Provided passage ▸
START

By: Koen Verbeeck | Comments (3) | Related: More > Integration Services Development
Problem
In my previous tip, Introduction to Business Intelligence Markup Language (BIML) for SSIS, we looked at a simple example of how to use BIML. In this tip, we look at a real world example of importing data into a database using BIML.
Solution
In the previous tip - Introduction to Business Intelligence Markup Language (BIML) for SSIS - BIML was introduced as the solution for the lack of easy code reuse in SSIS. The tip provided an easy HelloWorld type of example, but in reality we deal of course with more complex patterns in our SSIS packages. This tip will introduce you to a more complex example, highlighting multiple capabilities of BIML. If you haven't read the previous tip about BIML yet, please do so, as it lays the foundation for our journey in the BIML world.
Setting the stage
I will show you how to generate an SSIS pattern which is used a lot in production systems: importing a flat file into SQL Server. In this particular case, the filename of the flat file can change over time (for example, a timestamp can be added to the end of the filename) so we need to use a For Each Loop container with a wildcard specification for the filename. The tip Loop through Flat Files in SQL Server Integration Services explains the concept rather well if you're looking for more details.

END

Required task A ▸ In the BIML tip, what SSIS container is needed because the flat file's name can change over time?
The BIML tip and the rows that come after it are separate material.

Data lines ▸

START

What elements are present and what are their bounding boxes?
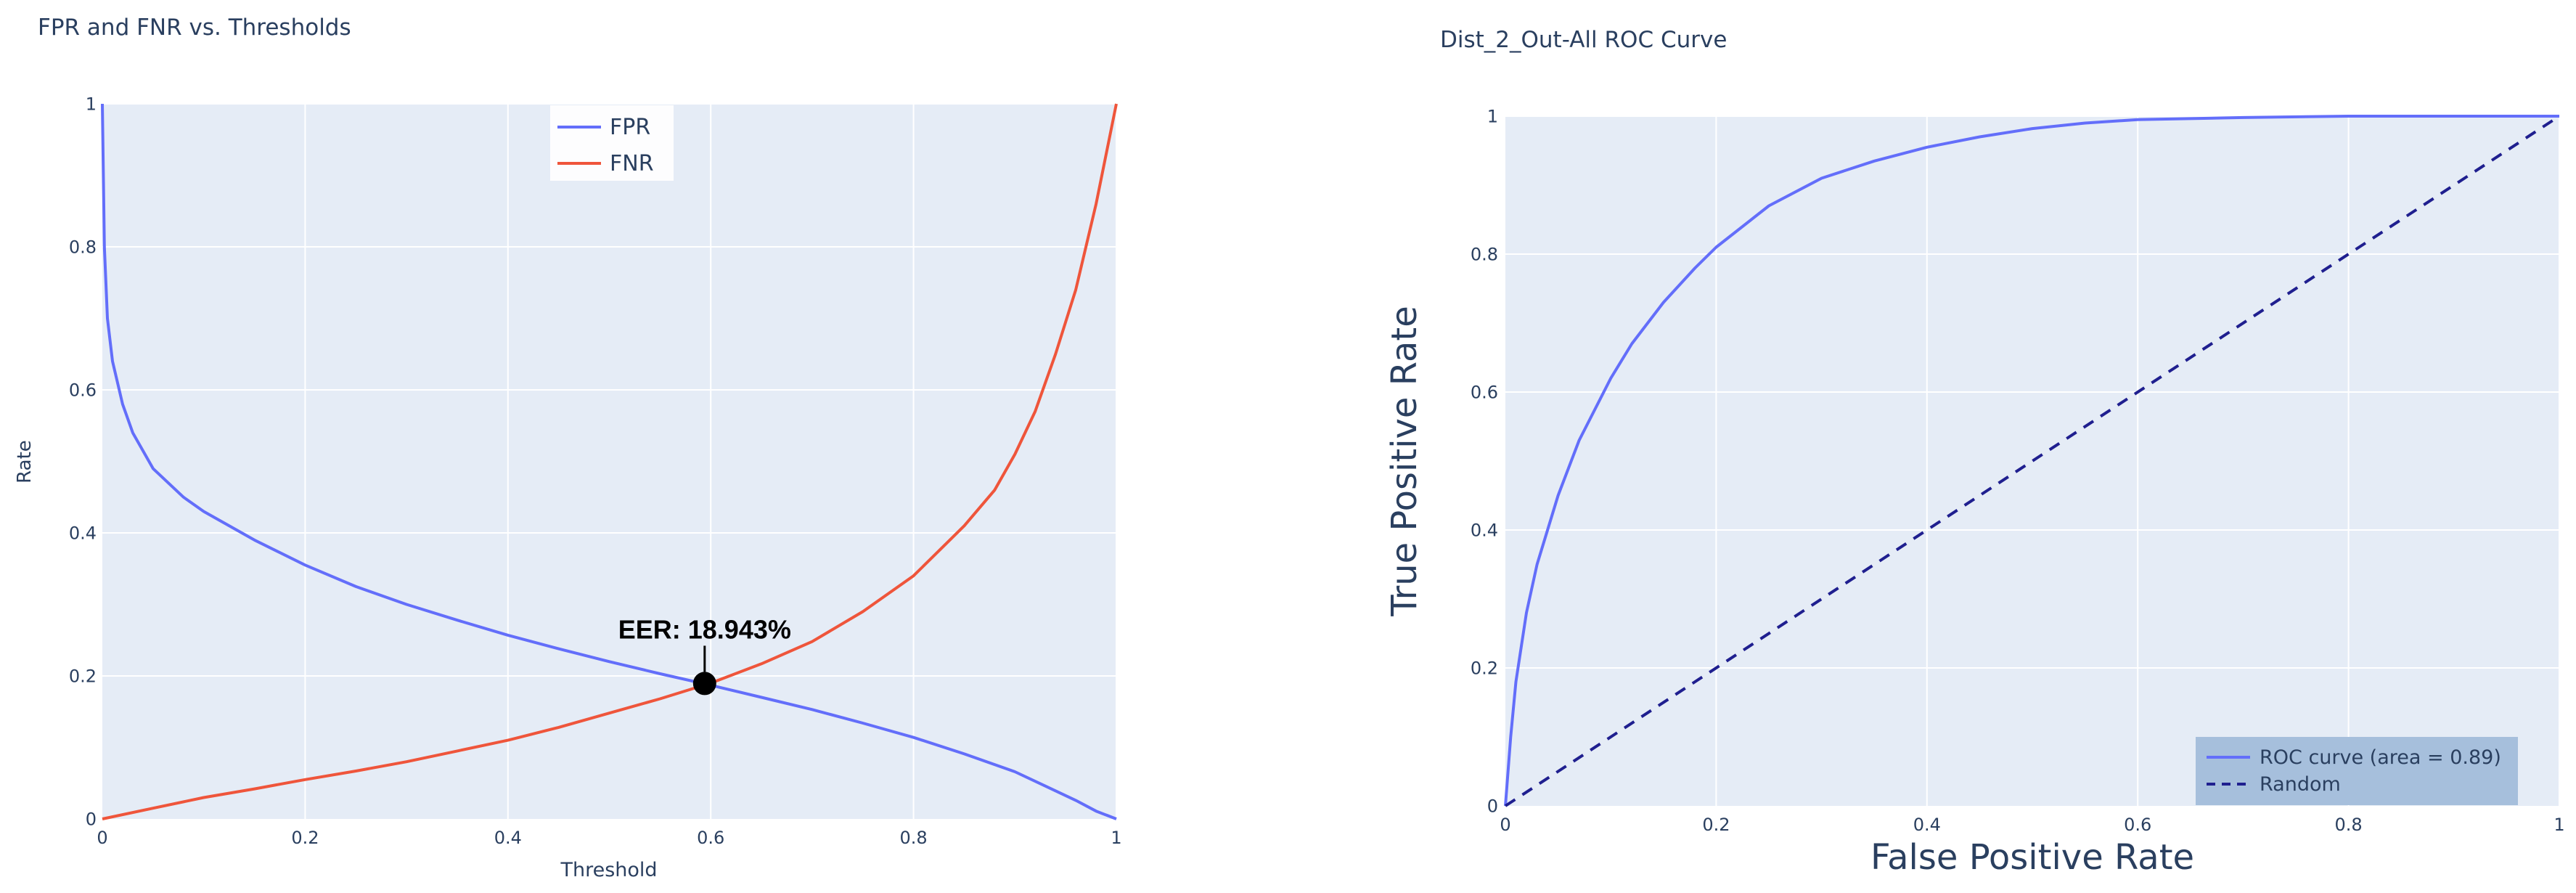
c1-series-line-1	[101, 103, 1117, 820]
c2-y-tick-label: 1	[1487, 106, 1498, 126]
c1-y-tick-label: 1	[86, 94, 97, 114]
c1-x-tick-label: 1	[1111, 828, 1121, 848]
eer-label: EER: 18.943%	[618, 614, 791, 644]
fpr-fnr-chart: FPR and FNR vs. Thresholds EER: 18.943% …	[14, 15, 1122, 881]
c2-x-tick-label: 0.2	[1702, 815, 1730, 835]
c2-y-tick-label: 0.2	[1471, 658, 1498, 678]
chart2-x-ticks: 0 0.2 0.4 0.6 0.8 1	[1500, 815, 2564, 835]
chart1-plot-area	[102, 104, 1116, 819]
c2-x-tick-label: 0.6	[2124, 815, 2151, 835]
roc-chart: Dist_2_Out-All ROC Curve 0 0.2 0.4 0.6 0.8 1 …	[1384, 27, 2565, 878]
chart2-y-axis-label: True Positive Rate	[1384, 306, 1425, 617]
chart2-legend: ROC curve (area = 0.89) Random	[2196, 737, 2518, 805]
c2-x-tick-label: 0.8	[2335, 815, 2363, 835]
chart1-legend-box	[550, 105, 674, 181]
c2-y-tick-label: 0	[1487, 796, 1498, 816]
c1-x-tick-label: 0.4	[494, 828, 522, 848]
chart1-annotation: EER: 18.943%	[618, 614, 791, 696]
chart1-y-axis-label: Rate	[14, 440, 36, 484]
c2-x-tick-label: 0	[1500, 815, 1510, 835]
chart2-x-axis-label: False Positive Rate	[1870, 837, 2194, 878]
c2-y-tick-label: 0.4	[1471, 520, 1498, 540]
eer-point	[692, 672, 716, 696]
chart2-series	[1504, 115, 2561, 807]
chart2-y-ticks: 0 0.2 0.4 0.6 0.8 1	[1471, 106, 1498, 816]
c1-y-tick-label: 0.4	[69, 523, 97, 543]
chart1-x-ticks: 0 0.2 0.4 0.6 0.8 1	[97, 828, 1121, 848]
chart1-legend-label: FNR	[610, 151, 654, 176]
c1-x-tick-label: 0.2	[291, 828, 319, 848]
c1-x-tick-label: 0	[97, 828, 107, 848]
chart2-title: Dist_2_Out-All ROC Curve	[1440, 27, 1727, 53]
c2-y-tick-label: 0.6	[1471, 382, 1498, 402]
chart1-legend-label: FPR	[610, 115, 650, 140]
c1-y-tick-label: 0.2	[69, 666, 97, 686]
c1-x-tick-label: 0.6	[697, 828, 724, 848]
c1-y-tick-label: 0	[86, 809, 97, 829]
chart2-gridlines	[1505, 115, 2560, 806]
c1-y-tick-label: 0.8	[69, 237, 97, 257]
c2-series-line-1	[1504, 115, 2559, 807]
chart1-x-axis-label: Threshold	[560, 859, 657, 881]
chart1-gridlines	[102, 103, 1117, 819]
chart1-legend: FPR FNR	[550, 105, 674, 181]
c2-x-tick-label: 0.4	[1913, 815, 1941, 835]
chart1-y-ticks: 0 0.2 0.4 0.6 0.8 1	[69, 94, 97, 829]
chart1-title: FPR and FNR vs. Thresholds	[38, 15, 351, 41]
chart2-legend-label: ROC curve (area = 0.89)	[2260, 746, 2501, 769]
c1-x-tick-label: 0.8	[900, 828, 928, 848]
chart2-legend-label: Random	[2260, 773, 2341, 796]
chart2-legend-box	[2196, 737, 2518, 805]
c2-y-tick-label: 0.8	[1471, 244, 1498, 264]
c1-y-tick-label: 0.6	[69, 380, 97, 400]
c2-x-tick-label: 1	[2553, 815, 2564, 835]
c2-series-line-2	[1504, 115, 2561, 807]
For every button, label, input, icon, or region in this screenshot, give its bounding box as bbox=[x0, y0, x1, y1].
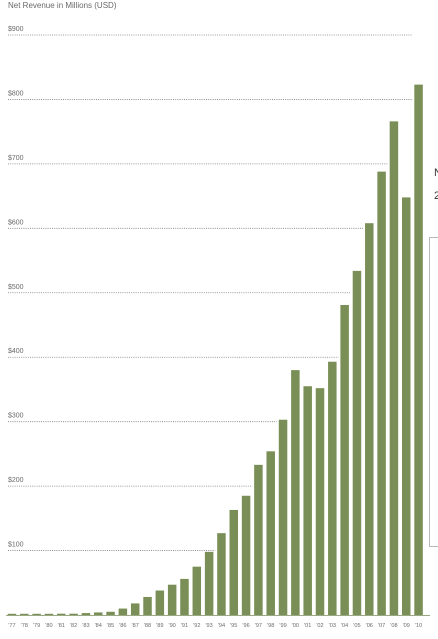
x-tick-label-93: '93 bbox=[205, 623, 212, 629]
bar-09 bbox=[401, 197, 411, 615]
y-tick-label-800: $800 bbox=[8, 90, 24, 97]
x-tick-label-86: '86 bbox=[119, 623, 126, 629]
bar-08 bbox=[389, 121, 399, 616]
x-tick-label-05: '05 bbox=[353, 623, 360, 629]
bar-79 bbox=[32, 613, 41, 615]
bar-05 bbox=[352, 270, 362, 615]
x-tick-label-88: '88 bbox=[144, 623, 151, 629]
y-tick-label-400: $400 bbox=[8, 348, 24, 355]
chart-title: Net Revenue in Millions (USD) bbox=[8, 1, 117, 10]
x-tick-label-78: '78 bbox=[21, 623, 28, 629]
bar-82 bbox=[69, 613, 78, 615]
bar-92 bbox=[192, 566, 202, 615]
x-tick-label-06: '06 bbox=[366, 623, 373, 629]
bar-78 bbox=[20, 613, 29, 615]
bar-00 bbox=[291, 370, 300, 615]
x-tick-label-97: '97 bbox=[255, 623, 262, 629]
side-text-fragment-1: N bbox=[434, 167, 438, 179]
x-tick-label-04: '04 bbox=[341, 623, 348, 629]
bar-94 bbox=[217, 533, 226, 615]
x-tick-label-85: '85 bbox=[107, 623, 114, 629]
x-tick-label-89: '89 bbox=[156, 623, 163, 629]
side-panel-edge bbox=[429, 237, 438, 547]
x-tick-label-09: '09 bbox=[403, 623, 410, 629]
bar-06 bbox=[365, 223, 374, 615]
bar-89 bbox=[155, 590, 165, 615]
x-tick-label-02: '02 bbox=[316, 623, 323, 629]
x-tick-label-03: '03 bbox=[329, 623, 336, 629]
bar-91 bbox=[180, 578, 189, 615]
x-tick-label-96: '96 bbox=[242, 623, 249, 629]
bar-85 bbox=[106, 611, 115, 615]
bar-88 bbox=[143, 596, 152, 615]
x-tick-label-90: '90 bbox=[169, 623, 176, 629]
side-text-fragment-2: 2 bbox=[434, 190, 438, 202]
x-tick-label-81: '81 bbox=[58, 623, 65, 629]
bar-03 bbox=[328, 361, 337, 615]
x-tick-label-83: '83 bbox=[82, 623, 89, 629]
y-tick-label-300: $300 bbox=[8, 413, 24, 420]
bar-80 bbox=[44, 613, 54, 615]
y-tick-label-600: $600 bbox=[8, 219, 24, 226]
bar-90 bbox=[167, 584, 177, 615]
x-tick-label-99: '99 bbox=[279, 623, 286, 629]
x-tick-label-00: '00 bbox=[292, 623, 299, 629]
x-tick-label-80: '80 bbox=[45, 623, 52, 629]
x-tick-label-98: '98 bbox=[267, 623, 274, 629]
bar-07 bbox=[377, 171, 386, 615]
x-tick-label-10: '10 bbox=[415, 623, 422, 629]
bar-96 bbox=[241, 495, 251, 615]
y-tick-label-500: $500 bbox=[8, 284, 24, 291]
x-tick-label-91: '91 bbox=[181, 623, 188, 629]
bar-87 bbox=[130, 603, 140, 615]
y-tick-label-100: $100 bbox=[8, 542, 24, 549]
bar-83 bbox=[81, 613, 91, 615]
x-tick-label-92: '92 bbox=[193, 623, 200, 629]
x-tick-label-94: '94 bbox=[218, 623, 225, 629]
bar-99 bbox=[278, 419, 288, 615]
x-tick-label-95: '95 bbox=[230, 623, 237, 629]
x-tick-label-07: '07 bbox=[378, 623, 385, 629]
bar-93 bbox=[204, 551, 214, 615]
x-tick-label-79: '79 bbox=[33, 623, 40, 629]
bar-04 bbox=[340, 305, 349, 615]
bar-02 bbox=[315, 388, 325, 615]
bar-84 bbox=[93, 612, 103, 615]
bar-97 bbox=[254, 464, 263, 615]
bar-81 bbox=[57, 613, 66, 615]
bar-77 bbox=[7, 613, 17, 615]
x-tick-label-08: '08 bbox=[390, 623, 397, 629]
bar-10 bbox=[414, 84, 423, 616]
x-tick-label-84: '84 bbox=[95, 623, 102, 629]
bar-95 bbox=[229, 509, 239, 615]
x-tick-label-77: '77 bbox=[8, 623, 15, 629]
x-tick-label-87: '87 bbox=[132, 623, 139, 629]
y-tick-label-700: $700 bbox=[8, 155, 24, 162]
y-tick-label-200: $200 bbox=[8, 477, 24, 484]
x-tick-label-82: '82 bbox=[70, 623, 77, 629]
bar-01 bbox=[303, 386, 312, 615]
x-tick-label-01: '01 bbox=[304, 623, 311, 629]
bar-98 bbox=[266, 451, 275, 615]
y-tick-label-900: $900 bbox=[8, 26, 24, 33]
bar-86 bbox=[118, 608, 128, 615]
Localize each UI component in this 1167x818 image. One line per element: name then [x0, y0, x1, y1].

END

Required task B ▸ Reproduce the rows verbatim, from the line with "103, 1117, 820]" to the line with "828, 319, 848]", both included, and output nothing else.

Worked answer A ▸ A For Each Loop container with a wildcard specification for the filename.

Worked answer B ▸
c1-series-line-1	[101, 103, 1117, 820]
c2-y-tick-label: 1	[1487, 106, 1498, 126]
c1-y-tick-label: 1	[86, 94, 97, 114]
c1-x-tick-label: 1	[1111, 828, 1121, 848]
eer-label: EER: 18.943%	[618, 614, 791, 644]
fpr-fnr-chart: FPR and FNR vs. Thresholds EER: 18.943% …	[14, 15, 1122, 881]
c2-x-tick-label: 0.2	[1702, 815, 1730, 835]
c2-y-tick-label: 0.2	[1471, 658, 1498, 678]
chart2-x-ticks: 0 0.2 0.4 0.6 0.8 1	[1500, 815, 2564, 835]
chart1-plot-area	[102, 104, 1116, 819]
c2-x-tick-label: 0.6	[2124, 815, 2151, 835]
roc-chart: Dist_2_Out-All ROC Curve 0 0.2 0.4 0.6 0.8 1 …	[1384, 27, 2565, 878]
chart2-y-axis-label: True Positive Rate	[1384, 306, 1425, 617]
chart2-legend: ROC curve (area = 0.89) Random	[2196, 737, 2518, 805]
c2-x-tick-label: 0.8	[2335, 815, 2363, 835]
chart1-legend-box	[550, 105, 674, 181]
c2-y-tick-label: 0	[1487, 796, 1498, 816]
c1-x-tick-label: 0.4	[494, 828, 522, 848]
chart1-annotation: EER: 18.943%	[618, 614, 791, 696]
chart1-y-axis-label: Rate	[14, 440, 36, 484]
c2-x-tick-label: 0	[1500, 815, 1510, 835]
chart2-x-axis-label: False Positive Rate	[1870, 837, 2194, 878]
c2-y-tick-label: 0.4	[1471, 520, 1498, 540]
eer-point	[692, 672, 716, 696]
chart2-series	[1504, 115, 2561, 807]
chart2-y-ticks: 0 0.2 0.4 0.6 0.8 1	[1471, 106, 1498, 816]
c1-y-tick-label: 0.4	[69, 523, 97, 543]
chart1-x-ticks: 0 0.2 0.4 0.6 0.8 1	[97, 828, 1121, 848]
chart1-legend-label: FNR	[610, 151, 654, 176]
c1-x-tick-label: 0.2	[291, 828, 319, 848]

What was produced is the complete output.